Element location listings
###
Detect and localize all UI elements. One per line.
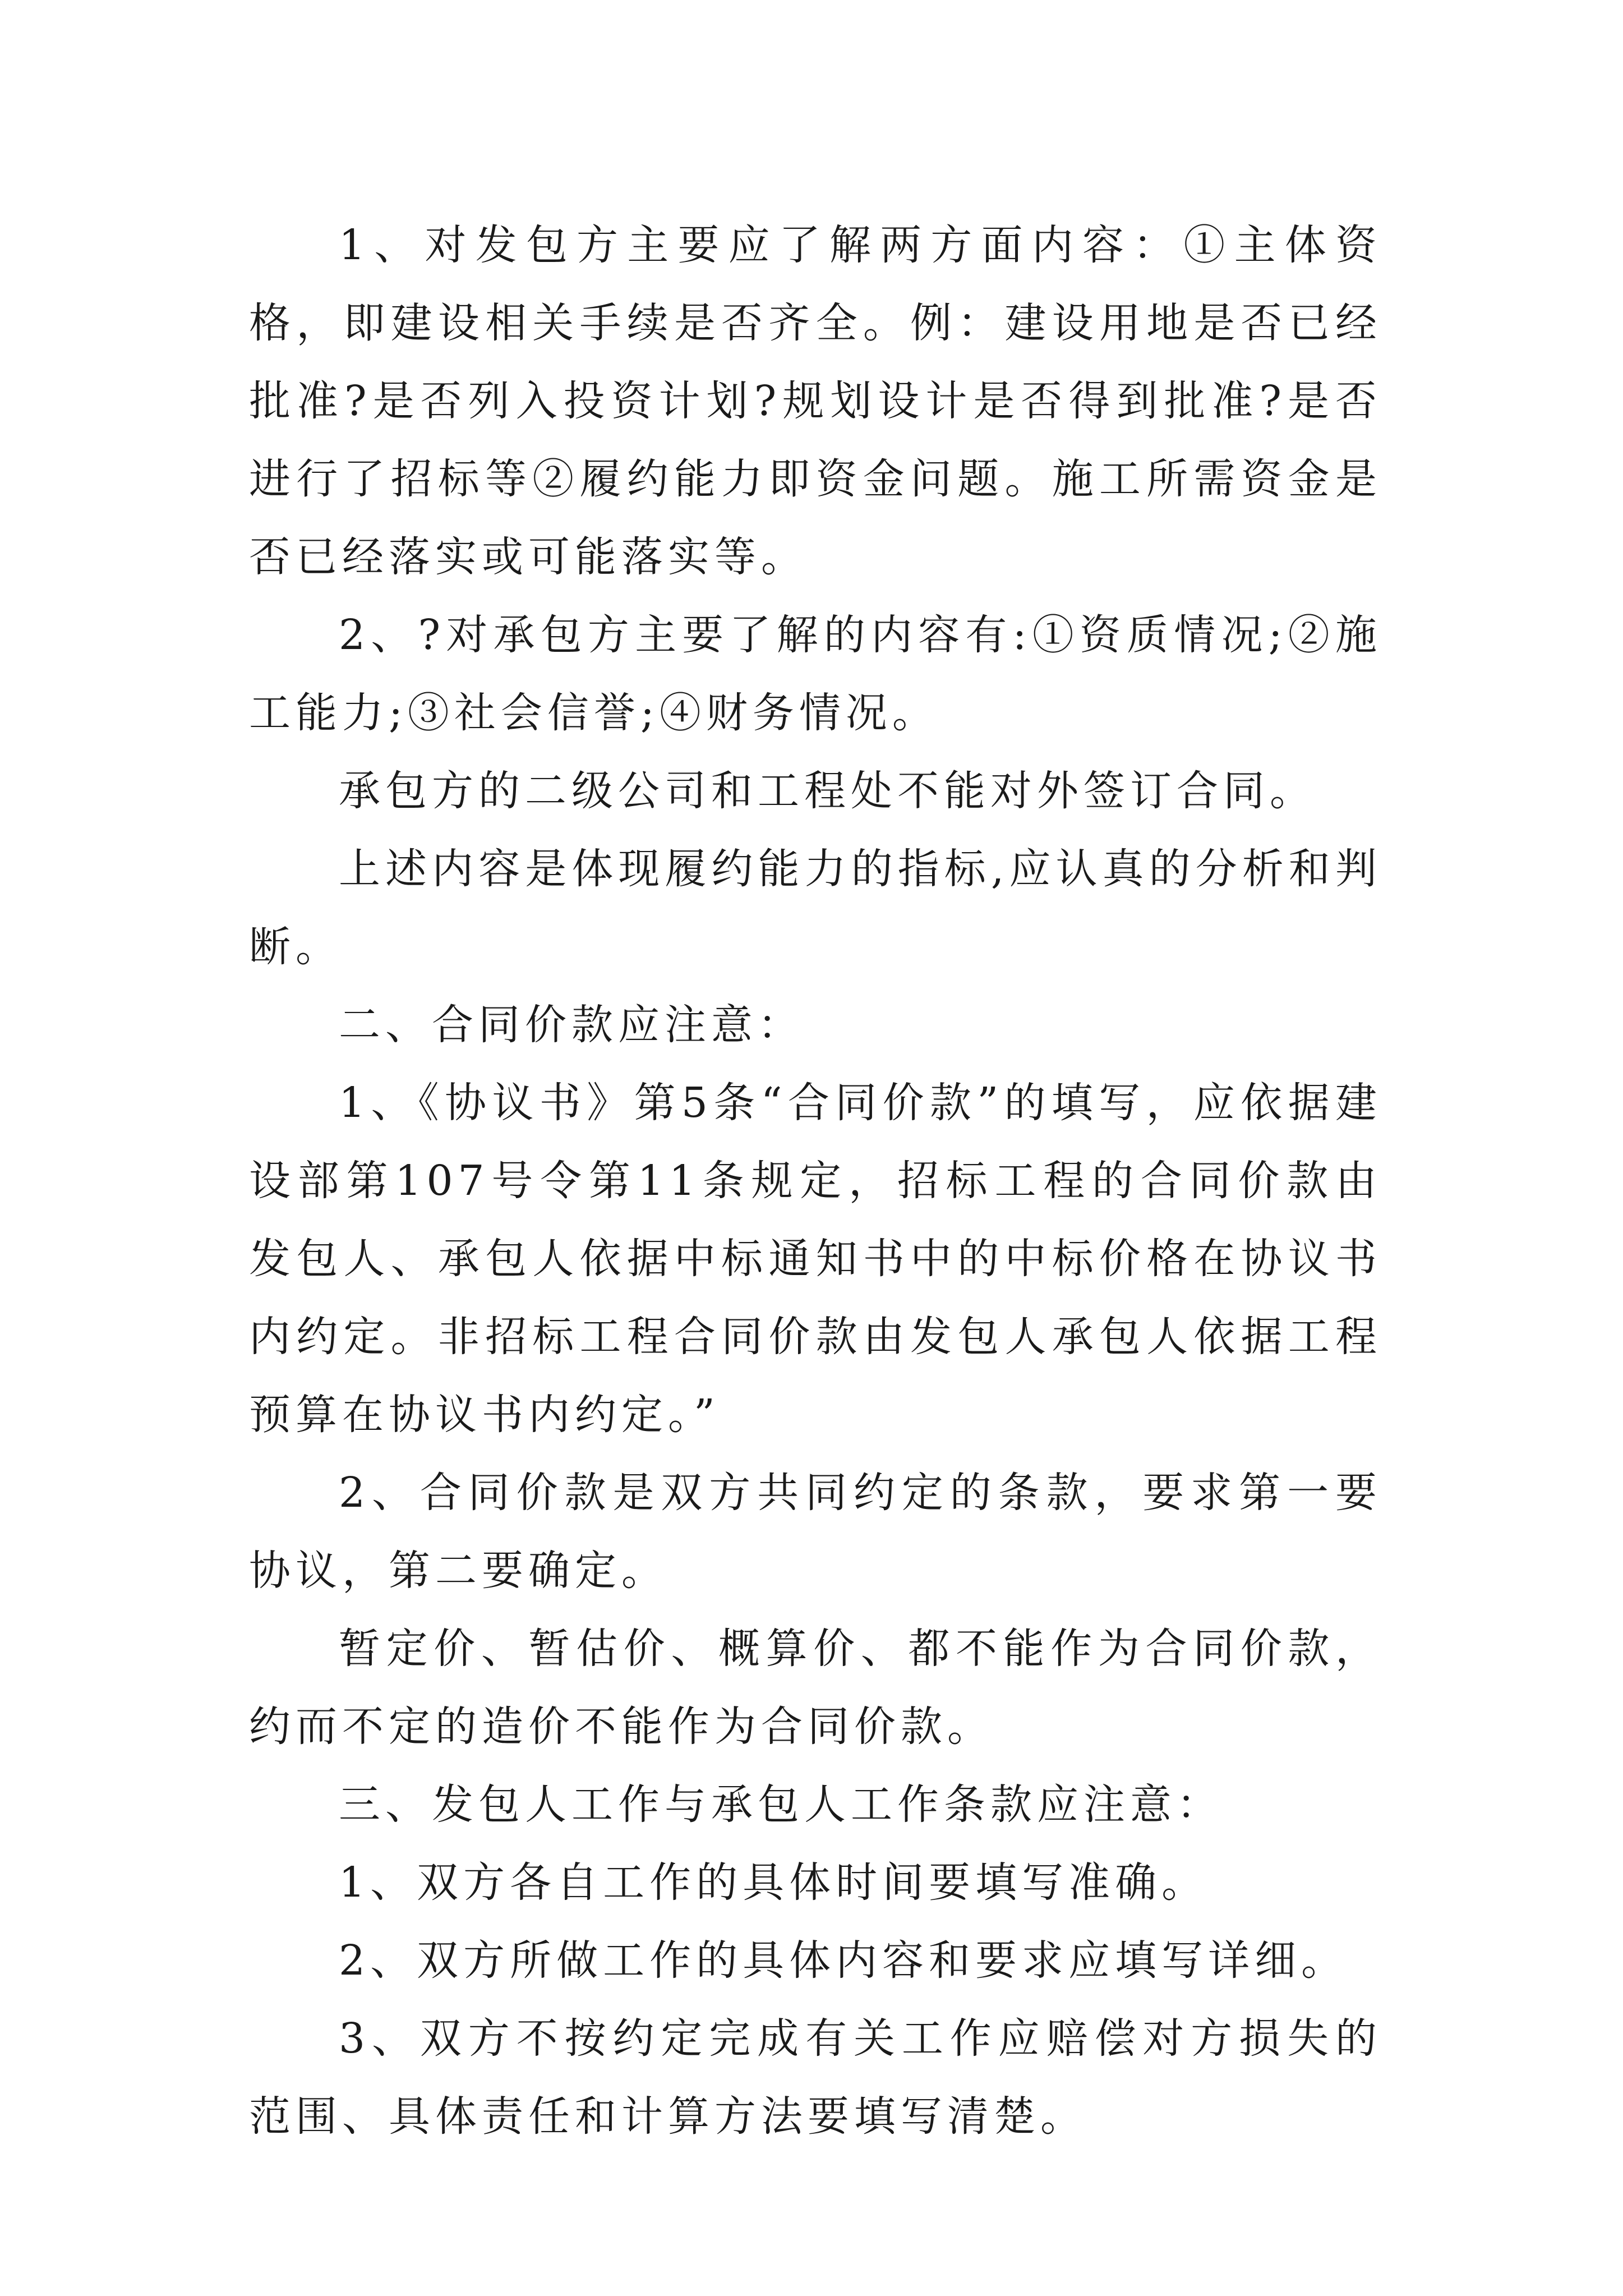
paragraph: 2、合同价款是双方共同约定的条款，要求第一要协议，第二要确定。 [249,1469,1382,1595]
paragraph: 2、双方所做工作的具体内容和要求应填写详细。 [339,1936,1348,1985]
document-body [249,206,1382,2156]
paragraph: 上述内容是体现履约能力的指标,应认真的分析和判断。 [249,845,1382,971]
section-heading: 三、发包人工作与承包人工作条款应注意： [339,1780,1223,1829]
paragraph: 暂定价、暂估价、概算价、都不能作为合同价款，约而不定的造价不能作为合同价款。 [249,1625,1382,1751]
paragraph: 1、对发包方主要应了解两方面内容：①主体资格，即建设相关手续是否齐全。例：建设用地是否已经批准?是否列入投资计划?规划设计是否得到批准?是否进行了招标等②履约能力即资金问题。施工所需资金是否已经落实或可能落实等。 [249,221,1382,581]
paragraph: 1、《协议书》第5条“合同价款”的填写，应依据建设部第107号令第11条规定，招标工程的合同价款由发包人、承包人依据中标通知书中的中标价格在协议书内约定。非招标工程合同价款由发包人承包人依据工程预算在协议书内约定。” [249,1079,1382,1439]
paragraph: 2、?对承包方主要了解的内容有:①资质情况;②施工能力;③社会信誉;④财务情况。 [249,611,1382,737]
paragraph: 承包方的二级公司和工程处不能对外签订合同。 [339,767,1316,815]
section-heading: 二、合同价款应注意： [339,1001,804,1049]
paragraph: 3、双方不按约定完成有关工作应赔偿对方损失的范围、具体责任和计算方法要填写清楚。 [249,2014,1382,2141]
paragraph: 1、双方各自工作的具体时间要填写准确。 [339,1858,1209,1907]
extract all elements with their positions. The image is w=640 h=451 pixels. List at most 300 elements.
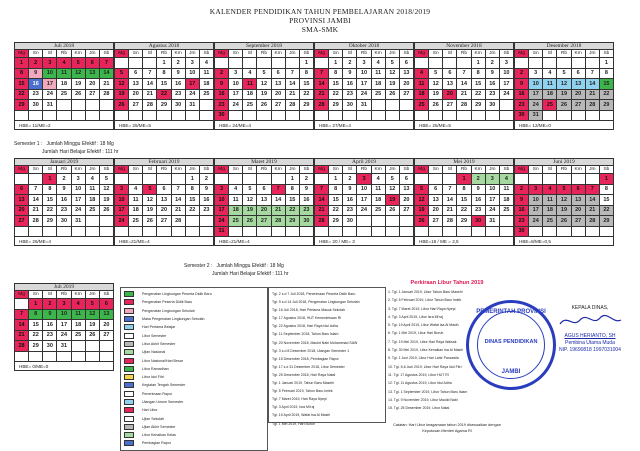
###
*EXERCISE BRIEF:* Please render every line of the records above as a Markdown table with the columns Row and Line, leaving out blank lines and the pictures.

*SOLUTION FOR THIS TASK:*
| Row | Line |
|---|---|
| 1 | Detect and localize all UI elements. One per line. |
| 2 | paragraph: 2、合同价款是双方共同约定的条款，要求第一要协议，第二要确定。 [249,1469,1382,1595] |
| 3 | paragraph: 2、双方所做工作的具体内容和要求应填写详细。 [339,1936,1348,1985] |
| 4 | document-body [249,206,1382,2156] |
| 5 | paragraph: 上述内容是体现履约能力的指标,应认真的分析和判断。 [249,845,1382,971] |
| 6 | section-heading: 三、发包人工作与承包人工作条款应注意： [339,1780,1223,1829] |
| 7 | paragraph: 暂定价、暂估价、概算价、都不能作为合同价款，约而不定的造价不能作为合同价款。 [249,1625,1382,1751] |
| 8 | paragraph: 1、对发包方主要应了解两方面内容：①主体资格，即建设相关手续是否齐全。例：建设用地是否已经批准?是否列入投资计划?规划设计是否得到批准?是否进行了招标等②履约能力即资金问题。施工所需资金是否已经落实或可能落实等。 [249,221,1382,581] |
| 9 | paragraph: 1、《协议书》第5条“合同价款”的填写，应依据建设部第107号令第11条规定，招标工程的合同价款由发包人、承包人依据中标通知书中的中标价格在协议书内约定。非招标工程合同价款由发包人承包人依据工程预算在协议书内约定。” [249,1079,1382,1439] |
| 10 | paragraph: 2、?对承包方主要了解的内容有:①资质情况;②施工能力;③社会信誉;④财务情况。 [249,611,1382,737] |
| 11 | paragraph: 承包方的二级公司和工程处不能对外签订合同。 [339,767,1316,815] |
| 12 | section-heading: 二、合同价款应注意： [339,1001,804,1049] |
| 13 | paragraph: 3、双方不按约定完成有关工作应赔偿对方损失的范围、具体责任和计算方法要填写清楚。 [249,2014,1382,2141] |
| 14 | paragraph: 1、双方各自工作的具体时间要填写准确。 [339,1858,1209,1907] |
| 15 | extract all elements with their positions. The image is w=640 h=451 pixels. List at most 300 elements. |